Extracted data →
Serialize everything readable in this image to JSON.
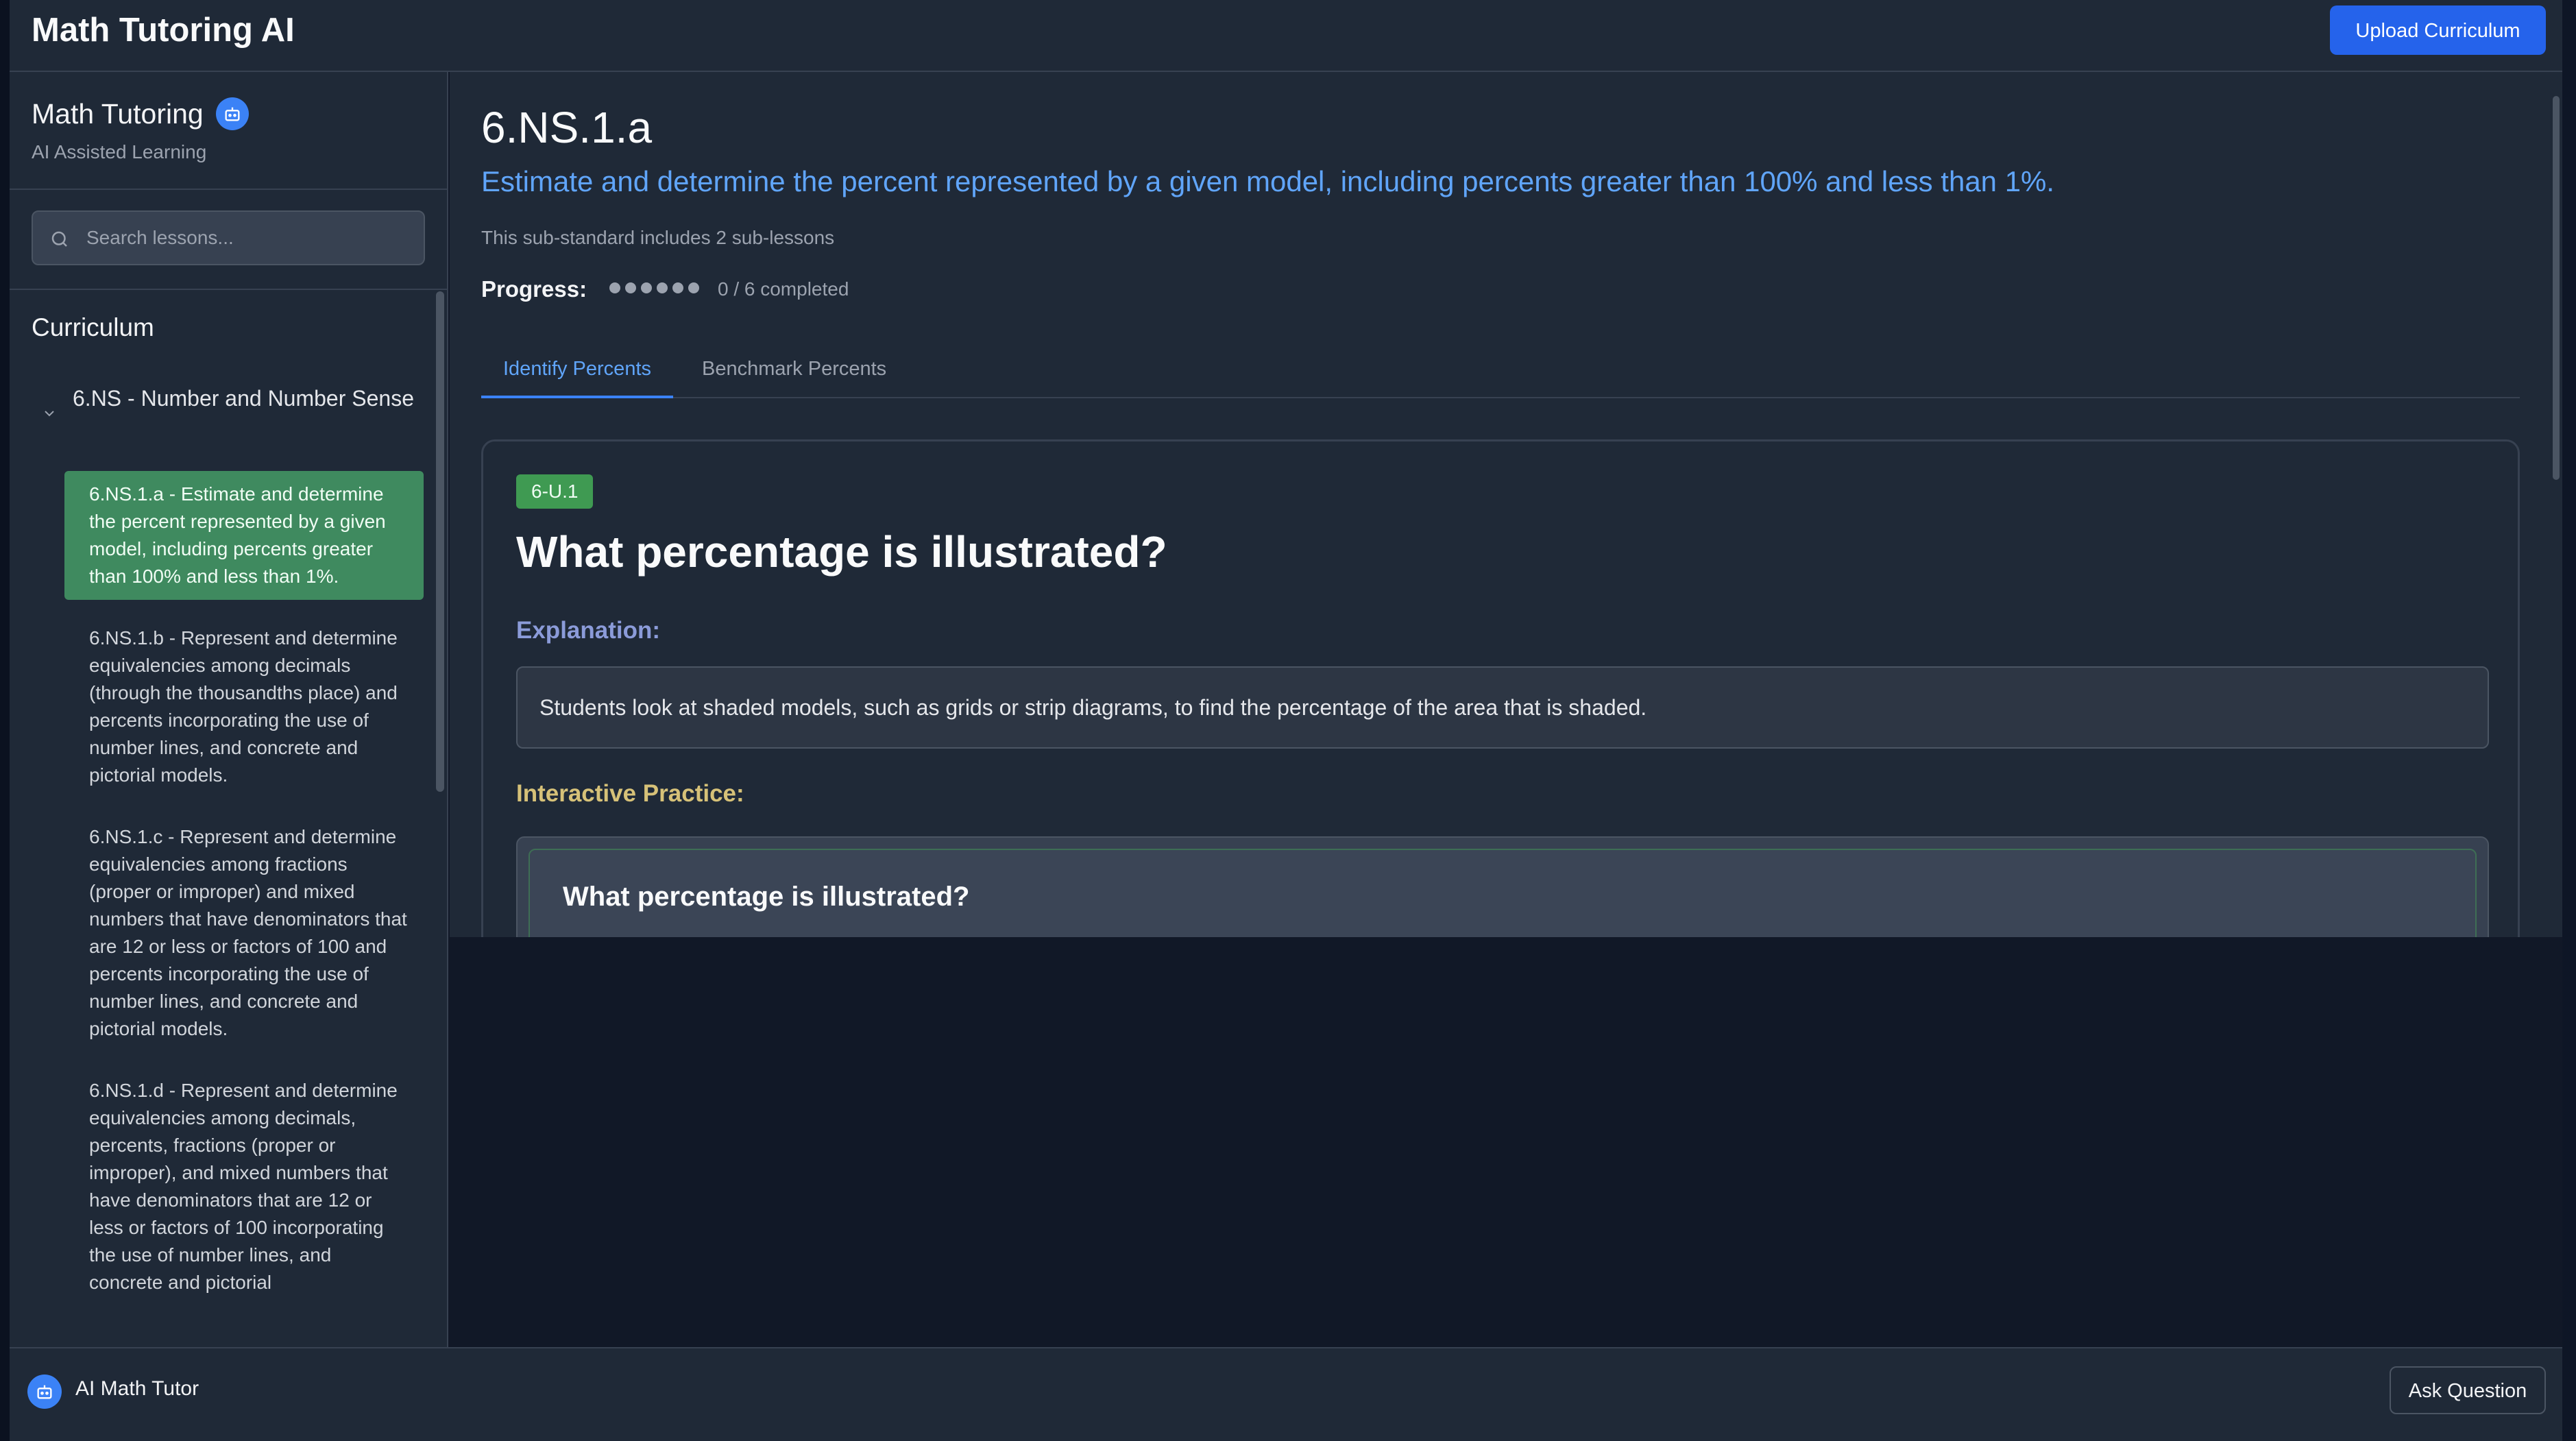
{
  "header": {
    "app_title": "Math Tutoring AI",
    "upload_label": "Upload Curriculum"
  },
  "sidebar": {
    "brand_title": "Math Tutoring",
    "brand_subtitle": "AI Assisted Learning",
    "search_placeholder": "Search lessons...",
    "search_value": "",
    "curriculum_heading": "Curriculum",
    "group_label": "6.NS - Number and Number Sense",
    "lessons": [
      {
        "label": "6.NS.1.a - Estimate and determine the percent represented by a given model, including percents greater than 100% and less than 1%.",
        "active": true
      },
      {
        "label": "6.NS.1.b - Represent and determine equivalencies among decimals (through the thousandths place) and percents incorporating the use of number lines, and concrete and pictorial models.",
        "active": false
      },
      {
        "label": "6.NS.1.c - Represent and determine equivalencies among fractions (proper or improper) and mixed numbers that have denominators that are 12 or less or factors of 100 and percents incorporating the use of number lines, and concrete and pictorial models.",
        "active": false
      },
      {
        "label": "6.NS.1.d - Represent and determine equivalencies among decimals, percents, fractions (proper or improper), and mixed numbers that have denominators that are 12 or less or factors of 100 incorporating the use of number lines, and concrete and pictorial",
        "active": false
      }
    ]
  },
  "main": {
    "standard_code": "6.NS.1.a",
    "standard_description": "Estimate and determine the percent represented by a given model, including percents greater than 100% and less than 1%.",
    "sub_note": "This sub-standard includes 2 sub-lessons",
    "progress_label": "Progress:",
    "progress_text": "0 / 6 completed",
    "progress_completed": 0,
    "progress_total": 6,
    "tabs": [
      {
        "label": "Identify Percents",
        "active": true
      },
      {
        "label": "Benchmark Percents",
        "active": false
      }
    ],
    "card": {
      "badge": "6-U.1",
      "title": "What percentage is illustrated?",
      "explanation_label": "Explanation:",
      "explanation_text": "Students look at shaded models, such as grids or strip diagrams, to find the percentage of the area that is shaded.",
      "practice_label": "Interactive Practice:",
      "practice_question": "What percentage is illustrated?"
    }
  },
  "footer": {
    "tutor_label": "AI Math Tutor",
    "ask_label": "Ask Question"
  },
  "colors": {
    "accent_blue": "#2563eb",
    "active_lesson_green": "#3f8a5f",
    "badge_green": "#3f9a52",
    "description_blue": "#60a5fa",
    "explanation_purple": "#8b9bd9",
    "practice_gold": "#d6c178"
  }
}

--

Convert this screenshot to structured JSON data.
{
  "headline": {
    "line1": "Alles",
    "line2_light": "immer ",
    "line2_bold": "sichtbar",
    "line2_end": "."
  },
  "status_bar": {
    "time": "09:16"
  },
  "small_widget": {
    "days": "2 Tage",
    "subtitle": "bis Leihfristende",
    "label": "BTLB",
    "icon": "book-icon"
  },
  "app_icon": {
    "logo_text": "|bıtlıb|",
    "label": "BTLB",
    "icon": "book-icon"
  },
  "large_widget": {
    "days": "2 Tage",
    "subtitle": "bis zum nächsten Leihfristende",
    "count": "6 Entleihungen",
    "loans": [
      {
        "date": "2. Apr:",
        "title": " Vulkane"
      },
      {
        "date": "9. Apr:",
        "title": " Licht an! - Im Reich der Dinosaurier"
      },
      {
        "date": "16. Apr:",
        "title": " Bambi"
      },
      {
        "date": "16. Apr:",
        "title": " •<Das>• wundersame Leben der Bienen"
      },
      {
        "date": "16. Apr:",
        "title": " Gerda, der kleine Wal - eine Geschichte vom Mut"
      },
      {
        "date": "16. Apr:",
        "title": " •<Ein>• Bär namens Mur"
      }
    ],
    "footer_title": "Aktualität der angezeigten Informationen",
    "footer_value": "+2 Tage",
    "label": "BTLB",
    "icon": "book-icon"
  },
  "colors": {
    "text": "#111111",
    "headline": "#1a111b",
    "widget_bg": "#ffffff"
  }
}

Stated exercise →
Say how many lines in the records hold the string "equivalencies", and say nothing else.

Reply →
3